Input rows:
====

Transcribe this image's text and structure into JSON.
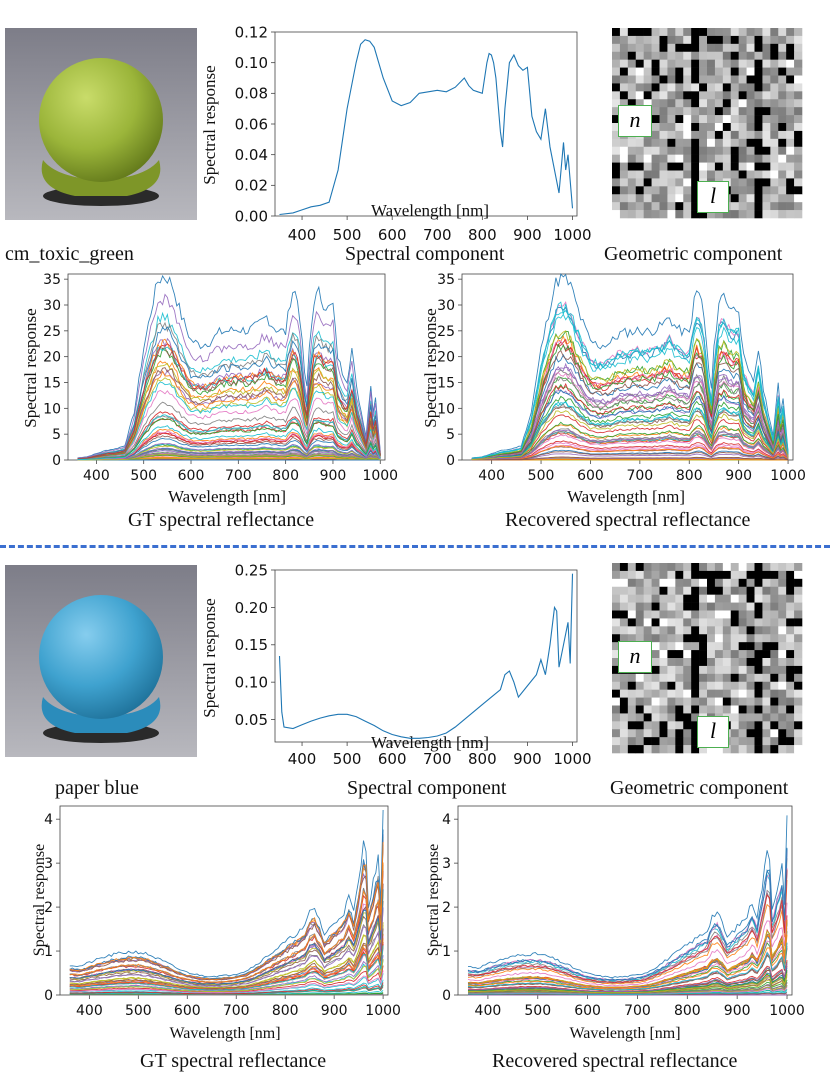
{
  "sections": [
    {
      "material": "cm_toxic_green",
      "sphere_color": "#9bb53a",
      "sphere_hi": "#c9dc6a",
      "sphere_dark": "#5e7418",
      "backdrop": "#8f8f98",
      "spectral": {
        "caption": "Spectral component",
        "xlabel": "Wavelength [nm]",
        "ylabel": "Spectral response",
        "ylim": [
          0,
          0.12
        ],
        "yticks": [
          "0.00",
          "0.02",
          "0.04",
          "0.06",
          "0.08",
          "0.10",
          "0.12"
        ],
        "xticks": [
          "400",
          "500",
          "600",
          "700",
          "800",
          "900",
          "1000"
        ],
        "line_color": "#1f77b4"
      },
      "geometric": {
        "caption": "Geometric component",
        "n_label": "n",
        "l_label": "l"
      },
      "gt": {
        "caption": "GT spectral reflectance",
        "xlabel": "Wavelength [nm]",
        "ylabel": "Spectral response",
        "ylim": [
          0,
          36
        ],
        "yticks": [
          "0",
          "5",
          "10",
          "15",
          "20",
          "25",
          "30",
          "35"
        ],
        "xticks": [
          "400",
          "500",
          "600",
          "700",
          "800",
          "900",
          "1000"
        ]
      },
      "rec": {
        "caption": "Recovered spectral reflectance",
        "xlabel": "Wavelength [nm]",
        "ylabel": "Spectral response",
        "ylim": [
          0,
          36
        ],
        "yticks": [
          "0",
          "5",
          "10",
          "15",
          "20",
          "25",
          "30",
          "35"
        ],
        "xticks": [
          "400",
          "500",
          "600",
          "700",
          "800",
          "900",
          "1000"
        ]
      }
    },
    {
      "material": "paper blue",
      "sphere_color": "#3fa2cf",
      "sphere_hi": "#86cdee",
      "sphere_dark": "#1c6e96",
      "backdrop": "#8f8f98",
      "spectral": {
        "caption": "Spectral component",
        "xlabel": "Wavelength [nm]",
        "ylabel": "Spectral response",
        "ylim": [
          0.02,
          0.25
        ],
        "yticks": [
          "0.05",
          "0.10",
          "0.15",
          "0.20",
          "0.25"
        ],
        "xticks": [
          "400",
          "500",
          "600",
          "700",
          "800",
          "900",
          "1000"
        ],
        "line_color": "#1f77b4"
      },
      "geometric": {
        "caption": "Geometric component",
        "n_label": "n",
        "l_label": "l"
      },
      "gt": {
        "caption": "GT spectral reflectance",
        "xlabel": "Wavelength [nm]",
        "ylabel": "Spectral response",
        "ylim": [
          0,
          4.3
        ],
        "yticks": [
          "0",
          "1",
          "2",
          "3",
          "4"
        ],
        "xticks": [
          "400",
          "500",
          "600",
          "700",
          "800",
          "900",
          "1000"
        ]
      },
      "rec": {
        "caption": "Recovered spectral reflectance",
        "xlabel": "Wavelength [nm]",
        "ylabel": "Spectral response",
        "ylim": [
          0,
          4.3
        ],
        "yticks": [
          "0",
          "1",
          "2",
          "3",
          "4"
        ],
        "xticks": [
          "400",
          "500",
          "600",
          "700",
          "800",
          "900",
          "1000"
        ]
      }
    }
  ],
  "chart_data": [
    {
      "type": "line",
      "title": "Spectral component (cm_toxic_green)",
      "xlabel": "Wavelength [nm]",
      "ylabel": "Spectral response",
      "xlim": [
        340,
        1010
      ],
      "ylim": [
        0,
        0.12
      ],
      "x": [
        350,
        380,
        400,
        420,
        440,
        460,
        480,
        500,
        520,
        530,
        540,
        550,
        560,
        580,
        600,
        620,
        640,
        660,
        680,
        700,
        720,
        740,
        760,
        770,
        780,
        790,
        800,
        810,
        815,
        820,
        825,
        830,
        840,
        845,
        850,
        860,
        870,
        880,
        890,
        900,
        910,
        920,
        930,
        940,
        950,
        960,
        970,
        980,
        985,
        990,
        1000
      ],
      "values": [
        0.001,
        0.002,
        0.004,
        0.006,
        0.007,
        0.009,
        0.03,
        0.07,
        0.1,
        0.112,
        0.115,
        0.114,
        0.11,
        0.09,
        0.075,
        0.072,
        0.074,
        0.08,
        0.081,
        0.082,
        0.081,
        0.084,
        0.09,
        0.085,
        0.082,
        0.081,
        0.08,
        0.1,
        0.106,
        0.105,
        0.1,
        0.09,
        0.055,
        0.045,
        0.07,
        0.1,
        0.105,
        0.098,
        0.095,
        0.097,
        0.065,
        0.055,
        0.05,
        0.07,
        0.045,
        0.03,
        0.015,
        0.048,
        0.03,
        0.04,
        0.005
      ]
    },
    {
      "type": "line",
      "title": "Spectral component (paper blue)",
      "xlabel": "Wavelength [nm]",
      "ylabel": "Spectral response",
      "xlim": [
        340,
        1010
      ],
      "ylim": [
        0.02,
        0.25
      ],
      "x": [
        350,
        355,
        360,
        380,
        400,
        420,
        440,
        460,
        480,
        500,
        520,
        540,
        560,
        580,
        600,
        620,
        640,
        660,
        680,
        700,
        720,
        740,
        760,
        780,
        800,
        820,
        840,
        850,
        860,
        870,
        880,
        900,
        920,
        930,
        940,
        950,
        960,
        965,
        970,
        980,
        990,
        995,
        1000
      ],
      "values": [
        0.135,
        0.06,
        0.04,
        0.038,
        0.043,
        0.048,
        0.052,
        0.055,
        0.057,
        0.057,
        0.054,
        0.048,
        0.042,
        0.035,
        0.03,
        0.027,
        0.025,
        0.025,
        0.026,
        0.028,
        0.032,
        0.04,
        0.05,
        0.06,
        0.07,
        0.08,
        0.09,
        0.11,
        0.115,
        0.1,
        0.08,
        0.095,
        0.11,
        0.13,
        0.11,
        0.15,
        0.2,
        0.195,
        0.12,
        0.15,
        0.18,
        0.125,
        0.245
      ]
    },
    {
      "type": "line",
      "title": "GT spectral reflectance (cm_toxic_green)",
      "series_count": 60,
      "xlim": [
        340,
        1010
      ],
      "ylim": [
        0,
        36
      ],
      "max_curve_peak": 35.5
    },
    {
      "type": "line",
      "title": "Recovered spectral reflectance (cm_toxic_green)",
      "series_count": 60,
      "xlim": [
        340,
        1010
      ],
      "ylim": [
        0,
        36
      ],
      "max_curve_peak": 35.2
    },
    {
      "type": "line",
      "title": "GT spectral reflectance (paper blue)",
      "series_count": 60,
      "xlim": [
        340,
        1010
      ],
      "ylim": [
        0,
        4.3
      ],
      "max_curve_peak": 4.2
    },
    {
      "type": "line",
      "title": "Recovered spectral reflectance (paper blue)",
      "series_count": 60,
      "xlim": [
        340,
        1010
      ],
      "ylim": [
        0,
        4.3
      ],
      "max_curve_peak": 4.0
    }
  ]
}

====

Required work: Keep the pictures out of the copy and return the rest of the data above exactly.

Reply:
Transcribe this image's text and structure into JSON.
{
  "sections": [
    {
      "material": "cm_toxic_green",
      "sphere_color": "#9bb53a",
      "sphere_hi": "#c9dc6a",
      "sphere_dark": "#5e7418",
      "backdrop": "#8f8f98",
      "spectral": {
        "caption": "Spectral component",
        "xlabel": "Wavelength [nm]",
        "ylabel": "Spectral response",
        "ylim": [
          0,
          0.12
        ],
        "yticks": [
          "0.00",
          "0.02",
          "0.04",
          "0.06",
          "0.08",
          "0.10",
          "0.12"
        ],
        "xticks": [
          "400",
          "500",
          "600",
          "700",
          "800",
          "900",
          "1000"
        ],
        "line_color": "#1f77b4"
      },
      "geometric": {
        "caption": "Geometric component",
        "n_label": "n",
        "l_label": "l"
      },
      "gt": {
        "caption": "GT spectral reflectance",
        "xlabel": "Wavelength [nm]",
        "ylabel": "Spectral response",
        "ylim": [
          0,
          36
        ],
        "yticks": [
          "0",
          "5",
          "10",
          "15",
          "20",
          "25",
          "30",
          "35"
        ],
        "xticks": [
          "400",
          "500",
          "600",
          "700",
          "800",
          "900",
          "1000"
        ]
      },
      "rec": {
        "caption": "Recovered spectral reflectance",
        "xlabel": "Wavelength [nm]",
        "ylabel": "Spectral response",
        "ylim": [
          0,
          36
        ],
        "yticks": [
          "0",
          "5",
          "10",
          "15",
          "20",
          "25",
          "30",
          "35"
        ],
        "xticks": [
          "400",
          "500",
          "600",
          "700",
          "800",
          "900",
          "1000"
        ]
      }
    },
    {
      "material": "paper blue",
      "sphere_color": "#3fa2cf",
      "sphere_hi": "#86cdee",
      "sphere_dark": "#1c6e96",
      "backdrop": "#8f8f98",
      "spectral": {
        "caption": "Spectral component",
        "xlabel": "Wavelength [nm]",
        "ylabel": "Spectral response",
        "ylim": [
          0.02,
          0.25
        ],
        "yticks": [
          "0.05",
          "0.10",
          "0.15",
          "0.20",
          "0.25"
        ],
        "xticks": [
          "400",
          "500",
          "600",
          "700",
          "800",
          "900",
          "1000"
        ],
        "line_color": "#1f77b4"
      },
      "geometric": {
        "caption": "Geometric component",
        "n_label": "n",
        "l_label": "l"
      },
      "gt": {
        "caption": "GT spectral reflectance",
        "xlabel": "Wavelength [nm]",
        "ylabel": "Spectral response",
        "ylim": [
          0,
          4.3
        ],
        "yticks": [
          "0",
          "1",
          "2",
          "3",
          "4"
        ],
        "xticks": [
          "400",
          "500",
          "600",
          "700",
          "800",
          "900",
          "1000"
        ]
      },
      "rec": {
        "caption": "Recovered spectral reflectance",
        "xlabel": "Wavelength [nm]",
        "ylabel": "Spectral response",
        "ylim": [
          0,
          4.3
        ],
        "yticks": [
          "0",
          "1",
          "2",
          "3",
          "4"
        ],
        "xticks": [
          "400",
          "500",
          "600",
          "700",
          "800",
          "900",
          "1000"
        ]
      }
    }
  ],
  "chart_data": [
    {
      "type": "line",
      "title": "Spectral component (cm_toxic_green)",
      "xlabel": "Wavelength [nm]",
      "ylabel": "Spectral response",
      "xlim": [
        340,
        1010
      ],
      "ylim": [
        0,
        0.12
      ],
      "x": [
        350,
        380,
        400,
        420,
        440,
        460,
        480,
        500,
        520,
        530,
        540,
        550,
        560,
        580,
        600,
        620,
        640,
        660,
        680,
        700,
        720,
        740,
        760,
        770,
        780,
        790,
        800,
        810,
        815,
        820,
        825,
        830,
        840,
        845,
        850,
        860,
        870,
        880,
        890,
        900,
        910,
        920,
        930,
        940,
        950,
        960,
        970,
        980,
        985,
        990,
        1000
      ],
      "values": [
        0.001,
        0.002,
        0.004,
        0.006,
        0.007,
        0.009,
        0.03,
        0.07,
        0.1,
        0.112,
        0.115,
        0.114,
        0.11,
        0.09,
        0.075,
        0.072,
        0.074,
        0.08,
        0.081,
        0.082,
        0.081,
        0.084,
        0.09,
        0.085,
        0.082,
        0.081,
        0.08,
        0.1,
        0.106,
        0.105,
        0.1,
        0.09,
        0.055,
        0.045,
        0.07,
        0.1,
        0.105,
        0.098,
        0.095,
        0.097,
        0.065,
        0.055,
        0.05,
        0.07,
        0.045,
        0.03,
        0.015,
        0.048,
        0.03,
        0.04,
        0.005
      ]
    },
    {
      "type": "line",
      "title": "Spectral component (paper blue)",
      "xlabel": "Wavelength [nm]",
      "ylabel": "Spectral response",
      "xlim": [
        340,
        1010
      ],
      "ylim": [
        0.02,
        0.25
      ],
      "x": [
        350,
        355,
        360,
        380,
        400,
        420,
        440,
        460,
        480,
        500,
        520,
        540,
        560,
        580,
        600,
        620,
        640,
        660,
        680,
        700,
        720,
        740,
        760,
        780,
        800,
        820,
        840,
        850,
        860,
        870,
        880,
        900,
        920,
        930,
        940,
        950,
        960,
        965,
        970,
        980,
        990,
        995,
        1000
      ],
      "values": [
        0.135,
        0.06,
        0.04,
        0.038,
        0.043,
        0.048,
        0.052,
        0.055,
        0.057,
        0.057,
        0.054,
        0.048,
        0.042,
        0.035,
        0.03,
        0.027,
        0.025,
        0.025,
        0.026,
        0.028,
        0.032,
        0.04,
        0.05,
        0.06,
        0.07,
        0.08,
        0.09,
        0.11,
        0.115,
        0.1,
        0.08,
        0.095,
        0.11,
        0.13,
        0.11,
        0.15,
        0.2,
        0.195,
        0.12,
        0.15,
        0.18,
        0.125,
        0.245
      ]
    },
    {
      "type": "line",
      "title": "GT spectral reflectance (cm_toxic_green)",
      "series_count": 60,
      "xlim": [
        340,
        1010
      ],
      "ylim": [
        0,
        36
      ],
      "max_curve_peak": 35.5
    },
    {
      "type": "line",
      "title": "Recovered spectral reflectance (cm_toxic_green)",
      "series_count": 60,
      "xlim": [
        340,
        1010
      ],
      "ylim": [
        0,
        36
      ],
      "max_curve_peak": 35.2
    },
    {
      "type": "line",
      "title": "GT spectral reflectance (paper blue)",
      "series_count": 60,
      "xlim": [
        340,
        1010
      ],
      "ylim": [
        0,
        4.3
      ],
      "max_curve_peak": 4.2
    },
    {
      "type": "line",
      "title": "Recovered spectral reflectance (paper blue)",
      "series_count": 60,
      "xlim": [
        340,
        1010
      ],
      "ylim": [
        0,
        4.3
      ],
      "max_curve_peak": 4.0
    }
  ]
}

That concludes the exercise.